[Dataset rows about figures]
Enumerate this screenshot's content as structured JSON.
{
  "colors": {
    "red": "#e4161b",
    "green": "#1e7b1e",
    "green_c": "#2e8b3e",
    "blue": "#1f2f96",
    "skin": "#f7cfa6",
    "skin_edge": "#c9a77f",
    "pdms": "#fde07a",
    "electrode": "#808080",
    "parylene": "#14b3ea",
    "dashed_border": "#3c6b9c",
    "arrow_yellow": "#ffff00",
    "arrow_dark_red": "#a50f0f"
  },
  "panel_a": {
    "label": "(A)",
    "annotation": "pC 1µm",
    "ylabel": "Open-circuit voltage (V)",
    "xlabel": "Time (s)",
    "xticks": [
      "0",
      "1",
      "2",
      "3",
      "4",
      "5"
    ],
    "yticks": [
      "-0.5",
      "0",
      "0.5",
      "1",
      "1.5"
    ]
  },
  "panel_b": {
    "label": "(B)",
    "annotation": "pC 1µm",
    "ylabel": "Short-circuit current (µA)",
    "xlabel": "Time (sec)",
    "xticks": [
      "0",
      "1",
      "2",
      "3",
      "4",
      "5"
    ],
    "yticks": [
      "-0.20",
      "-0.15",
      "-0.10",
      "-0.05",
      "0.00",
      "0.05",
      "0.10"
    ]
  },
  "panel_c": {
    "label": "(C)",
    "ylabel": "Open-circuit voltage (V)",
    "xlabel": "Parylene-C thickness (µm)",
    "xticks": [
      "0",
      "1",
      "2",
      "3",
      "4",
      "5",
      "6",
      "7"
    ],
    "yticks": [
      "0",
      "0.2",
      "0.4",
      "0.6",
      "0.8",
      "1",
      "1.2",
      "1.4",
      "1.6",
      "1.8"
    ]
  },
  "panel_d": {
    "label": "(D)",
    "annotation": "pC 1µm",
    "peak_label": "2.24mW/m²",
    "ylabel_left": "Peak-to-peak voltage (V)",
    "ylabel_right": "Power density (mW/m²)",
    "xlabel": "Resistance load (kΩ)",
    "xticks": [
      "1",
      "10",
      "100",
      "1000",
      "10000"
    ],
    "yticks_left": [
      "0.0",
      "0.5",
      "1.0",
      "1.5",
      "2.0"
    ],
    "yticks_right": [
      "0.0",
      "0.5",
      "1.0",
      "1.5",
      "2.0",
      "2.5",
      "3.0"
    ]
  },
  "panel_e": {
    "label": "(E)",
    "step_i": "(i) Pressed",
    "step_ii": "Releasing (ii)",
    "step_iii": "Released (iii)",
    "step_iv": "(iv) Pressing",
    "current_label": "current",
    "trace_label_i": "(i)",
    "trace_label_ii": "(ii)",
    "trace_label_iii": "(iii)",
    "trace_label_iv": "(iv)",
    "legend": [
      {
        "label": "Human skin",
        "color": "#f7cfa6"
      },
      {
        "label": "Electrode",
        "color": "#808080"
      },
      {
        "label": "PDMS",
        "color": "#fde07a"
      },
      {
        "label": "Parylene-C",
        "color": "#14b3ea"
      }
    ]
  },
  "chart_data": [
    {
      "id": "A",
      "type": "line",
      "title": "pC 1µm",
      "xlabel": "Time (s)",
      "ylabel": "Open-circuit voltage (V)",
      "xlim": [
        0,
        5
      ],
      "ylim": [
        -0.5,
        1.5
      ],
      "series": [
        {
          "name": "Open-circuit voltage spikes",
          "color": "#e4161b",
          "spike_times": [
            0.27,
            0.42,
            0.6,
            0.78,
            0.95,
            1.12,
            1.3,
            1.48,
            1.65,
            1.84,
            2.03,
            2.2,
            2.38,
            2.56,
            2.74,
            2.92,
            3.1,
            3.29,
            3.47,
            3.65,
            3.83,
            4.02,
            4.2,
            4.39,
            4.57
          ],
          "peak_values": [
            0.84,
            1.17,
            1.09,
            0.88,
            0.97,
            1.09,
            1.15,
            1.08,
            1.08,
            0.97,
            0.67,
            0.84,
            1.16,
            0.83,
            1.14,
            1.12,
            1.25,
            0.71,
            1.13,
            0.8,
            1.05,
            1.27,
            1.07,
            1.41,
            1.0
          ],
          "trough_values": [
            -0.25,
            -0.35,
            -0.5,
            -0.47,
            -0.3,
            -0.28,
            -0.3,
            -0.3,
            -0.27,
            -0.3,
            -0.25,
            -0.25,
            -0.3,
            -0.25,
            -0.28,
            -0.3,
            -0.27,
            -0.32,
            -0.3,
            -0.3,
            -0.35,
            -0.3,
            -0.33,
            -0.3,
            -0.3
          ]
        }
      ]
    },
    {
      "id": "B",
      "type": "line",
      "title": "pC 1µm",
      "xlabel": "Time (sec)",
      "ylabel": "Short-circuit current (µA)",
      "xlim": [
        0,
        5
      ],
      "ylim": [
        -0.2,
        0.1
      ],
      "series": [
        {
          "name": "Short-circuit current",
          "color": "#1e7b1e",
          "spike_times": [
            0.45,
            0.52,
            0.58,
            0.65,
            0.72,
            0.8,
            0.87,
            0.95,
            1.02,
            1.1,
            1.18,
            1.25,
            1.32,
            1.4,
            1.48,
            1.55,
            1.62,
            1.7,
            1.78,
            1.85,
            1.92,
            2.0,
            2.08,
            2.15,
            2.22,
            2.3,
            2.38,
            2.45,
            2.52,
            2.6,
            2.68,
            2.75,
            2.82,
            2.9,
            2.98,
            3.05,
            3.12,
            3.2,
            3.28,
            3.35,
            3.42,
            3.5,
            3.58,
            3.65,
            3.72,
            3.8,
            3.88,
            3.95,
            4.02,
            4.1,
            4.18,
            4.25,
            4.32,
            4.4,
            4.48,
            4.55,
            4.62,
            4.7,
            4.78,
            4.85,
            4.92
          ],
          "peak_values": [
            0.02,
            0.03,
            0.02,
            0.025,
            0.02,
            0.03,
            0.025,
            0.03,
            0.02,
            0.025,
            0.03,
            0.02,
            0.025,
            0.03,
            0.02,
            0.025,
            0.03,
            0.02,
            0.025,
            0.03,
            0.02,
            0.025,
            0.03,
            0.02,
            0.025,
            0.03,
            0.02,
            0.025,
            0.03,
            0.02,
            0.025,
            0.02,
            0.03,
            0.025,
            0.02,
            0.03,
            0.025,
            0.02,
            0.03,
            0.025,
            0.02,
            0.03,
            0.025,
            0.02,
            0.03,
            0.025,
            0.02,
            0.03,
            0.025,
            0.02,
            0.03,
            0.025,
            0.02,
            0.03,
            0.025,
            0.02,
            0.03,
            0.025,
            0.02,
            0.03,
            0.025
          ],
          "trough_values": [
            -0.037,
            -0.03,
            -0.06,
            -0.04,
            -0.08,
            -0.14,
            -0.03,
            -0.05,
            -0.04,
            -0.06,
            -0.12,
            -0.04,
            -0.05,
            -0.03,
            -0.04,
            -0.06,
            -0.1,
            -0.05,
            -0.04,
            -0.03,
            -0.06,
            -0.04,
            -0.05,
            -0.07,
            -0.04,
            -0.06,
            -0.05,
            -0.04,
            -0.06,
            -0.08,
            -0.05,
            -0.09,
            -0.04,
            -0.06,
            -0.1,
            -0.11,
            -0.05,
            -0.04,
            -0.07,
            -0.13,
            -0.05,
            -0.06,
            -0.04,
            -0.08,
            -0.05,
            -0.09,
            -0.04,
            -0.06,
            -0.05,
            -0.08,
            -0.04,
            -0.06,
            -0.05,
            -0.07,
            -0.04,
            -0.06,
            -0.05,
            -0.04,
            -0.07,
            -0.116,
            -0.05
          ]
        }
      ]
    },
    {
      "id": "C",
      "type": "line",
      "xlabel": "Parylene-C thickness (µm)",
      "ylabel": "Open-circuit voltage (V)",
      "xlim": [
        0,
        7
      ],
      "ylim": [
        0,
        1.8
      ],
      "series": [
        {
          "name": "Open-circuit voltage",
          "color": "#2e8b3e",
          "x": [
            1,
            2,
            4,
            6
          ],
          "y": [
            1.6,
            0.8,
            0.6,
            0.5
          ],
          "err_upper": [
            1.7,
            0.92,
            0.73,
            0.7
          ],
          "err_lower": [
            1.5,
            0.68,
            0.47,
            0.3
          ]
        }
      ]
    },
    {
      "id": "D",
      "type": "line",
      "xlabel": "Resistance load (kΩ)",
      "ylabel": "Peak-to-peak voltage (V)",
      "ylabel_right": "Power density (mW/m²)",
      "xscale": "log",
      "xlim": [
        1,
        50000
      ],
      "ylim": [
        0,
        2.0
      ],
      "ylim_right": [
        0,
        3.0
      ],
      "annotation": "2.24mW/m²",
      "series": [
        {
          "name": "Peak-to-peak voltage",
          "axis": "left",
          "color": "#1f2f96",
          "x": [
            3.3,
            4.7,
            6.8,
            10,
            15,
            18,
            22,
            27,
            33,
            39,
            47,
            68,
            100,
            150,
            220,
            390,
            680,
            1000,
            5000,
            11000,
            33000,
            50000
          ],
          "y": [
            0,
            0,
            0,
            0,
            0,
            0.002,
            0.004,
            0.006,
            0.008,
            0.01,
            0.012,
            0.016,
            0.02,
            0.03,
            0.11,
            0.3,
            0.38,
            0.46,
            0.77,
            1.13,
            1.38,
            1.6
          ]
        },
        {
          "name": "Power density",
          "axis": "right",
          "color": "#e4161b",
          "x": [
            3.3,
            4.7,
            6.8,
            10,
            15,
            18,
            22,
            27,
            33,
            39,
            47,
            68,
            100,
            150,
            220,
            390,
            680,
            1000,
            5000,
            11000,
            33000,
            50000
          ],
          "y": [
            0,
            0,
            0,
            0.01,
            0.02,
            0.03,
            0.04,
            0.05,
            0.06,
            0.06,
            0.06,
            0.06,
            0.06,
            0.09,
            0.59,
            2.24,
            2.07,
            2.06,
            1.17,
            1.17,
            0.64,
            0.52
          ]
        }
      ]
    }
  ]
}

## The task
Go over the records above and tally the lines with the word "name" in them. Give the number alone.

## Written reply
5